:: DESCRIPTION OF THE TASK ::
Look below. Copy each line that has "this" in it.

:: MATERIAL PROVIDED ::
»»
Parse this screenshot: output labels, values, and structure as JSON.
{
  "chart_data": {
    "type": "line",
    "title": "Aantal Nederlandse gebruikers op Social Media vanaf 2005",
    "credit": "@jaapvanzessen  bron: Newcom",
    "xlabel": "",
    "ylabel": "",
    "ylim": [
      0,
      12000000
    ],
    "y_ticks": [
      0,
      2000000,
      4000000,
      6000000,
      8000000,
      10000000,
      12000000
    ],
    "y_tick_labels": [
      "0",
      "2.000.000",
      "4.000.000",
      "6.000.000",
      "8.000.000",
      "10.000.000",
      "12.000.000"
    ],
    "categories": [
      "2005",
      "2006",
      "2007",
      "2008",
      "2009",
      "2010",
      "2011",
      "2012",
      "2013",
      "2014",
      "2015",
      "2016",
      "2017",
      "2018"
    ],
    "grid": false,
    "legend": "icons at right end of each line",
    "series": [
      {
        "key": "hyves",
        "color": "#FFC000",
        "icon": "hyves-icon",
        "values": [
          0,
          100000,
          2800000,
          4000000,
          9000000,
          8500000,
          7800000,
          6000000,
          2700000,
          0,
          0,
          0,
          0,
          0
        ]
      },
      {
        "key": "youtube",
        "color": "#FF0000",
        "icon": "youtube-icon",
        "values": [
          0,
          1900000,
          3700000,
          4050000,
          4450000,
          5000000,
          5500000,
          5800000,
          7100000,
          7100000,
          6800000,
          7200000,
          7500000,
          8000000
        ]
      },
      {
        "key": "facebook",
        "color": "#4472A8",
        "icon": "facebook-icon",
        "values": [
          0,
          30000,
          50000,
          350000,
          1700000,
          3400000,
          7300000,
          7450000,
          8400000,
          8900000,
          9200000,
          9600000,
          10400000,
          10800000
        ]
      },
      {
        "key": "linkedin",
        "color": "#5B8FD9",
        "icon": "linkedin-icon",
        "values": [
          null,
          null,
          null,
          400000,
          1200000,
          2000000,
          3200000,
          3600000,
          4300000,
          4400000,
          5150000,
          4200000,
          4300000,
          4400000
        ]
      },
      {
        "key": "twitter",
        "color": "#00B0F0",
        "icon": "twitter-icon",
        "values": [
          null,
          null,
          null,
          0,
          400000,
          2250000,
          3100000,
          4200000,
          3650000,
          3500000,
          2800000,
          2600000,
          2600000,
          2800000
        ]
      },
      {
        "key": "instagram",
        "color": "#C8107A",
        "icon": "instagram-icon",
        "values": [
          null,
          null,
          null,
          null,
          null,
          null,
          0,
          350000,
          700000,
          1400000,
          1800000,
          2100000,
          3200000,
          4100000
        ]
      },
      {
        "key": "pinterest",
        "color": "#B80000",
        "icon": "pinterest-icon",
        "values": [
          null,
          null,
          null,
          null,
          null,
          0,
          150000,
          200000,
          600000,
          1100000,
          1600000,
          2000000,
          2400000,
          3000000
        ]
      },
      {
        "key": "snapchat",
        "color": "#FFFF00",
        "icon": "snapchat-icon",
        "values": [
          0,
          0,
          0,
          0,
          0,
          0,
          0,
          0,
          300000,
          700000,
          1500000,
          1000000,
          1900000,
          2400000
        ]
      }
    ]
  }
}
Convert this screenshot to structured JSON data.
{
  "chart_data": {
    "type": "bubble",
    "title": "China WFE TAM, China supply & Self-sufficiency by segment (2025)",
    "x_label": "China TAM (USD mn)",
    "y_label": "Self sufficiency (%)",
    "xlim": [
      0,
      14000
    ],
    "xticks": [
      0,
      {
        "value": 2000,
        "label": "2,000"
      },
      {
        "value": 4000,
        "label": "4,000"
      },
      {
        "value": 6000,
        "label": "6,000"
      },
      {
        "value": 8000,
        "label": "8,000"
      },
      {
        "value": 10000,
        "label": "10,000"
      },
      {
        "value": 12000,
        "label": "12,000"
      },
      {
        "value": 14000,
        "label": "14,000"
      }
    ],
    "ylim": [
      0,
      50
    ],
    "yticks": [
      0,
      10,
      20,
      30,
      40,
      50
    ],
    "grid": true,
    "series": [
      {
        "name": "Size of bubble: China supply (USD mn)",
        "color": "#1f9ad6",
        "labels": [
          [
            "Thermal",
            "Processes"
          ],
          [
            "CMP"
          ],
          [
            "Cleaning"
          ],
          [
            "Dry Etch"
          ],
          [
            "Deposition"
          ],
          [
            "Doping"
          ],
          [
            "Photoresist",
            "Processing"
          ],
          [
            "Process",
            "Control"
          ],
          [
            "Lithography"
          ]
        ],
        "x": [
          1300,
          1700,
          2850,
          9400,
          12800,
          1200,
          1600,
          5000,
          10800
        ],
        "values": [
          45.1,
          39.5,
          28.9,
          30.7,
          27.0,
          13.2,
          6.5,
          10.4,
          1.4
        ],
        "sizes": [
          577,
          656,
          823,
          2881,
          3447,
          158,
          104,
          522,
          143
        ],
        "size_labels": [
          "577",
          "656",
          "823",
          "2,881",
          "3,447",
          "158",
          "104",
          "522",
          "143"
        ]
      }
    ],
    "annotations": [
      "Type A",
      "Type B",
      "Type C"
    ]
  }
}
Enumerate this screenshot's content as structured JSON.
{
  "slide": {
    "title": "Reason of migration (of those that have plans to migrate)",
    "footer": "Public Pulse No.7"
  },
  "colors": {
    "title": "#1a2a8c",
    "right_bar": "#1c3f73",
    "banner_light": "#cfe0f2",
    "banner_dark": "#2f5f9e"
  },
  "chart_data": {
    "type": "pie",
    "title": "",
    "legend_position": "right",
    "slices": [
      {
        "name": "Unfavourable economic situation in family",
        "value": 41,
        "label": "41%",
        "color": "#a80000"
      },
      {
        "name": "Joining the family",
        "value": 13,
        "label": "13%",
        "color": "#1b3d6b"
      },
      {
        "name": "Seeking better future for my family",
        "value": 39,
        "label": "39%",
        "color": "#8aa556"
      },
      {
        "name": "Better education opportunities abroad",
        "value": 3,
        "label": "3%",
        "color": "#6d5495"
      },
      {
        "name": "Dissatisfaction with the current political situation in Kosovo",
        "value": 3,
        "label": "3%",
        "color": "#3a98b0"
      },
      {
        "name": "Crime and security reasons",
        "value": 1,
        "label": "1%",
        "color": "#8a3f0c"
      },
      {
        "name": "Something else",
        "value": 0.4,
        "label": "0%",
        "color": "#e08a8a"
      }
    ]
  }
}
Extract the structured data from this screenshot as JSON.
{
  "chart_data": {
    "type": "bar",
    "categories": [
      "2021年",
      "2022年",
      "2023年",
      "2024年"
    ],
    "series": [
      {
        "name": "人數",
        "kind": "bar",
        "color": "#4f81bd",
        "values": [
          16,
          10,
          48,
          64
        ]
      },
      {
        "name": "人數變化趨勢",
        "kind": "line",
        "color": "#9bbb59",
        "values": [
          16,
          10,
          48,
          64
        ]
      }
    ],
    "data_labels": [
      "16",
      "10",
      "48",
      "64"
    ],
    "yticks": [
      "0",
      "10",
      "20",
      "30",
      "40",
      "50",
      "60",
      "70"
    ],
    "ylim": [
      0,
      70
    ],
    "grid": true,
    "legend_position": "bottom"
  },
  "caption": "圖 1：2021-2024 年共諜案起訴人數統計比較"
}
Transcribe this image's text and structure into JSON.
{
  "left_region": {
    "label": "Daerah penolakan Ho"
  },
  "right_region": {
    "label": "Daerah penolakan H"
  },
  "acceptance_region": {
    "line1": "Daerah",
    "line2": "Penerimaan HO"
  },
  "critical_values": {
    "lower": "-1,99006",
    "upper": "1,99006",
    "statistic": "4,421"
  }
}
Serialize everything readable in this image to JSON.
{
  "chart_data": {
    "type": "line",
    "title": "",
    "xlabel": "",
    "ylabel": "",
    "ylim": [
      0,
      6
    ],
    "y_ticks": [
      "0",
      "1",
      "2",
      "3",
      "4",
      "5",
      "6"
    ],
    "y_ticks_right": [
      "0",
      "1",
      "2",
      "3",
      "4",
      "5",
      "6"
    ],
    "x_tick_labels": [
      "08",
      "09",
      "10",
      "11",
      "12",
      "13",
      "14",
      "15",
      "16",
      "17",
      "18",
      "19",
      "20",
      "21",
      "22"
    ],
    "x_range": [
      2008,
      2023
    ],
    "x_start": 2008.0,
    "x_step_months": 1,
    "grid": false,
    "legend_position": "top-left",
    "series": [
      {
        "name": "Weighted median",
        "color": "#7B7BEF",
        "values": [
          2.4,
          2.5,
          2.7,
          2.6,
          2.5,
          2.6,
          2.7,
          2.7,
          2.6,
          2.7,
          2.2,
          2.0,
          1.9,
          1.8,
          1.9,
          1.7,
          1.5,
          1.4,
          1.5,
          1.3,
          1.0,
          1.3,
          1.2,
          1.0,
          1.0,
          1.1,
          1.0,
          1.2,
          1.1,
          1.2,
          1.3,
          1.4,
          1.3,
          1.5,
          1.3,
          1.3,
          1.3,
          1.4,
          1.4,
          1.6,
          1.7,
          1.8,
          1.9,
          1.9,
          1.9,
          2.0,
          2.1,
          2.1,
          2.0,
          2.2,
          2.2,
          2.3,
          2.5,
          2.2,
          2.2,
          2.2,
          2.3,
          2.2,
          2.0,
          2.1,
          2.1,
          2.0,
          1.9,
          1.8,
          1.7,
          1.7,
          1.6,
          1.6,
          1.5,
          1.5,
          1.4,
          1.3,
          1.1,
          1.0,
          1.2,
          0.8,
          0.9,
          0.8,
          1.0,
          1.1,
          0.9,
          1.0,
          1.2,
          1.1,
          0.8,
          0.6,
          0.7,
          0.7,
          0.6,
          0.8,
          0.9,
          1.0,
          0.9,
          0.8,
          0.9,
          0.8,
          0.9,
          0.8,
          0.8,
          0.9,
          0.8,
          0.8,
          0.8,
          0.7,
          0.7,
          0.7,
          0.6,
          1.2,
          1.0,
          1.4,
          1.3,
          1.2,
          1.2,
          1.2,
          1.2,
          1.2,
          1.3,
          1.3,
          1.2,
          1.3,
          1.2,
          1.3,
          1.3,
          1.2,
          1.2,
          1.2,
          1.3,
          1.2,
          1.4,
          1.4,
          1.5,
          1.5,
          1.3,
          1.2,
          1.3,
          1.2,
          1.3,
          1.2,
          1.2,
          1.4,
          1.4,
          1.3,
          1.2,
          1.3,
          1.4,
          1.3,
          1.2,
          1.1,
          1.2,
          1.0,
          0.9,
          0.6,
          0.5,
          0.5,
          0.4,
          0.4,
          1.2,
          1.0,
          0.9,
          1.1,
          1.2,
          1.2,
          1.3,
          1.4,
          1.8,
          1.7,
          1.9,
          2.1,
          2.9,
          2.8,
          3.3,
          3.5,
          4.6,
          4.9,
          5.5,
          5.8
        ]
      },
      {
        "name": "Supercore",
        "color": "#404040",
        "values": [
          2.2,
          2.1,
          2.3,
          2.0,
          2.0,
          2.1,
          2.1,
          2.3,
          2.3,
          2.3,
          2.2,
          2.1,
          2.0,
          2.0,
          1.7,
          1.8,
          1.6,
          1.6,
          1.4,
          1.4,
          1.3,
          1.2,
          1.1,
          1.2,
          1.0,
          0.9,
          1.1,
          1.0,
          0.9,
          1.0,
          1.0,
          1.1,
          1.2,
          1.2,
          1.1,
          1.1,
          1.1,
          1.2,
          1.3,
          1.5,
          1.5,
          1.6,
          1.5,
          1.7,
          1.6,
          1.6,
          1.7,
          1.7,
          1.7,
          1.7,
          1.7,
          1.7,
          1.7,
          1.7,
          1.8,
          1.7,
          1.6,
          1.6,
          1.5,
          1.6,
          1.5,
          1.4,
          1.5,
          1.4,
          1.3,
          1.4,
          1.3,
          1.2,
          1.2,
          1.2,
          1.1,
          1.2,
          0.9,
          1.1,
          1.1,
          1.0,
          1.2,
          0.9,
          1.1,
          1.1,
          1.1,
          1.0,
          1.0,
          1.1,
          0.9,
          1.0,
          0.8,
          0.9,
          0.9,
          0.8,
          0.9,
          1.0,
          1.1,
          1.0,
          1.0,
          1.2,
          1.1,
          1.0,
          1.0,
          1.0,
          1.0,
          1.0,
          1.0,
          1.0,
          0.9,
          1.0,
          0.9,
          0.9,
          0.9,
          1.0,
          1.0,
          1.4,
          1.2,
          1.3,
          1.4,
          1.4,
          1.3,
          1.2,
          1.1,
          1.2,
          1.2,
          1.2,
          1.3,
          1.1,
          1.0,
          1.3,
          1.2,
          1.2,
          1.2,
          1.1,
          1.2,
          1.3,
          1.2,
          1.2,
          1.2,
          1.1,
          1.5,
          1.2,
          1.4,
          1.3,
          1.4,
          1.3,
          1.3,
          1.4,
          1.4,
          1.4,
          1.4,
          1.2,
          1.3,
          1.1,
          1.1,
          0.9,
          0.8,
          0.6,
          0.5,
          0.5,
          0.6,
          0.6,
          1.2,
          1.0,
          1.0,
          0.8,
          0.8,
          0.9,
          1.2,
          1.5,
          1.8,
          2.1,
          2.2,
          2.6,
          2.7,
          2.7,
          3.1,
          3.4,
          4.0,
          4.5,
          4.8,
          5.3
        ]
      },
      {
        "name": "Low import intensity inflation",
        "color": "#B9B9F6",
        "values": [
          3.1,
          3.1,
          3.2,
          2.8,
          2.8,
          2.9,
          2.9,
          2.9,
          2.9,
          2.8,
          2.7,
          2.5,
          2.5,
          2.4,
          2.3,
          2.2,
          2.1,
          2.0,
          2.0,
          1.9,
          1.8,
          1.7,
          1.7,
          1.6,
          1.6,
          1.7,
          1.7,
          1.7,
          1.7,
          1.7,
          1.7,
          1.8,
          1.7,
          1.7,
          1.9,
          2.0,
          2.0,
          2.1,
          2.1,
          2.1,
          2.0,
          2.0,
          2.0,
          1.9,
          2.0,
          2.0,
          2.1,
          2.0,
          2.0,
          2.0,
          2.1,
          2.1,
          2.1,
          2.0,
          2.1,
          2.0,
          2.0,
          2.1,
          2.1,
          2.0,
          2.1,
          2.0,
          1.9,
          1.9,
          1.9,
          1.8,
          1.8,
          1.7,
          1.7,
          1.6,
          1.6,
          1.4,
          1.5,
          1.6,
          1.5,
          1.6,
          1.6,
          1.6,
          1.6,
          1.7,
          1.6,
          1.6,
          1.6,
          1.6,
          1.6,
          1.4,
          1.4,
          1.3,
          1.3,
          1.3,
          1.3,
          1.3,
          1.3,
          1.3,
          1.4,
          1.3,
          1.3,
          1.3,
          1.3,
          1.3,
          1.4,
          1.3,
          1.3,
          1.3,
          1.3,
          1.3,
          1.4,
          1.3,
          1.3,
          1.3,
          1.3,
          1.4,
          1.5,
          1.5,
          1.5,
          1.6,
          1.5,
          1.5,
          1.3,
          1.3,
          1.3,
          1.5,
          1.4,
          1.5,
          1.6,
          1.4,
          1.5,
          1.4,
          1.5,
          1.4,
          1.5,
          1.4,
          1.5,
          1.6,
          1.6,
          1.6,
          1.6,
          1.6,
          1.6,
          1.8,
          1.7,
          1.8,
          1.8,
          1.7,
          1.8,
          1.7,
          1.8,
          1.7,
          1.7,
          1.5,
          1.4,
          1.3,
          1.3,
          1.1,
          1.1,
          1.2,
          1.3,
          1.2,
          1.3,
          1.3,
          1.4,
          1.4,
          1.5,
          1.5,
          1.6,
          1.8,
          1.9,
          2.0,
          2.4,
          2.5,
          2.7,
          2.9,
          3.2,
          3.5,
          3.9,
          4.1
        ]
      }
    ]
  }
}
««
:: EXPECTED ANSWER ::
Parse this screenshot: output labels, values, and structure as JSON.
Convert this screenshot to structured JSON data.
Enumerate this screenshot's content as structured JSON.
Extract the structured data from this screenshot as JSON.
Transcribe this image's text and structure into JSON.
Serialize everything readable in this image to JSON.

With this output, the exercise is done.